STATED GOAL: Please give the data below again in full, exactly as it stands.

EXTRACTED MATERIAL:
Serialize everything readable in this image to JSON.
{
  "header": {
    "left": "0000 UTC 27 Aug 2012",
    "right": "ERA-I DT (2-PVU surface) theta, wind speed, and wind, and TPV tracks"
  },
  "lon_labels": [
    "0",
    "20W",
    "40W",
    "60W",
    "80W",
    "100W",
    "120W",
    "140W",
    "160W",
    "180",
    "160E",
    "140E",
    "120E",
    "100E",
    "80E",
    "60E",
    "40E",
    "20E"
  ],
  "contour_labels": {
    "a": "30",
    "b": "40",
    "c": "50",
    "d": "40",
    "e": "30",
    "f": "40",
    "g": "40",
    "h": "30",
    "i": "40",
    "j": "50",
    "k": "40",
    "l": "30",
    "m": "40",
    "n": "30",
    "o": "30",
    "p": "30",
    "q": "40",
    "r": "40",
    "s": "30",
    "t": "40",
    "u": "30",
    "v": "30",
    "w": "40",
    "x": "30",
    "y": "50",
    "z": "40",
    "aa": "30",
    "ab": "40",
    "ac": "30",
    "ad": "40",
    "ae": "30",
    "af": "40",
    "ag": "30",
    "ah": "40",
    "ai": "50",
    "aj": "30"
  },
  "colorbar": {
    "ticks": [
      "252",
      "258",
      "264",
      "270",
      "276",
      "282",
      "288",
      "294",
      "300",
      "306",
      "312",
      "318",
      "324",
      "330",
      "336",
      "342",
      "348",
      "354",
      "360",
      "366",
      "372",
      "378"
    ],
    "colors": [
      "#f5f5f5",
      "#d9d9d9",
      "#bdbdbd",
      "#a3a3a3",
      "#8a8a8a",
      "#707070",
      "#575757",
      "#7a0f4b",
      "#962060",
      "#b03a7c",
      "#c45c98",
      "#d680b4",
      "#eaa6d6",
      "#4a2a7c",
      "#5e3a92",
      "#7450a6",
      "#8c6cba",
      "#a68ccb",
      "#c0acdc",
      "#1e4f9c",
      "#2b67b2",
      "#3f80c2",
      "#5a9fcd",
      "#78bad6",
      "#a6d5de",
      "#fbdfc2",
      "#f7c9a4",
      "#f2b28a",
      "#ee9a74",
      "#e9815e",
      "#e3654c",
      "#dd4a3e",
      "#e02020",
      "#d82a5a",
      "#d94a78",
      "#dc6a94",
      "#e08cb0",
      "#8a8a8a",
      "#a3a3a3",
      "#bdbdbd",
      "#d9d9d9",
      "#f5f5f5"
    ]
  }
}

FULL ANSWER:
Serialize everything readable in this image to JSON.
{
  "header": {
    "left": "0000 UTC 27 Aug 2012",
    "right": "ERA-I DT (2-PVU surface) theta, wind speed, and wind, and TPV tracks"
  },
  "lon_labels": [
    "0",
    "20W",
    "40W",
    "60W",
    "80W",
    "100W",
    "120W",
    "140W",
    "160W",
    "180",
    "160E",
    "140E",
    "120E",
    "100E",
    "80E",
    "60E",
    "40E",
    "20E"
  ],
  "contour_labels": {
    "a": "30",
    "b": "40",
    "c": "50",
    "d": "40",
    "e": "30",
    "f": "40",
    "g": "40",
    "h": "30",
    "i": "40",
    "j": "50",
    "k": "40",
    "l": "30",
    "m": "40",
    "n": "30",
    "o": "30",
    "p": "30",
    "q": "40",
    "r": "40",
    "s": "30",
    "t": "40",
    "u": "30",
    "v": "30",
    "w": "40",
    "x": "30",
    "y": "50",
    "z": "40",
    "aa": "30",
    "ab": "40",
    "ac": "30",
    "ad": "40",
    "ae": "30",
    "af": "40",
    "ag": "30",
    "ah": "40",
    "ai": "50",
    "aj": "30"
  },
  "colorbar": {
    "ticks": [
      "252",
      "258",
      "264",
      "270",
      "276",
      "282",
      "288",
      "294",
      "300",
      "306",
      "312",
      "318",
      "324",
      "330",
      "336",
      "342",
      "348",
      "354",
      "360",
      "366",
      "372",
      "378"
    ],
    "colors": [
      "#f5f5f5",
      "#d9d9d9",
      "#bdbdbd",
      "#a3a3a3",
      "#8a8a8a",
      "#707070",
      "#575757",
      "#7a0f4b",
      "#962060",
      "#b03a7c",
      "#c45c98",
      "#d680b4",
      "#eaa6d6",
      "#4a2a7c",
      "#5e3a92",
      "#7450a6",
      "#8c6cba",
      "#a68ccb",
      "#c0acdc",
      "#1e4f9c",
      "#2b67b2",
      "#3f80c2",
      "#5a9fcd",
      "#78bad6",
      "#a6d5de",
      "#fbdfc2",
      "#f7c9a4",
      "#f2b28a",
      "#ee9a74",
      "#e9815e",
      "#e3654c",
      "#dd4a3e",
      "#e02020",
      "#d82a5a",
      "#d94a78",
      "#dc6a94",
      "#e08cb0",
      "#8a8a8a",
      "#a3a3a3",
      "#bdbdbd",
      "#d9d9d9",
      "#f5f5f5"
    ]
  }
}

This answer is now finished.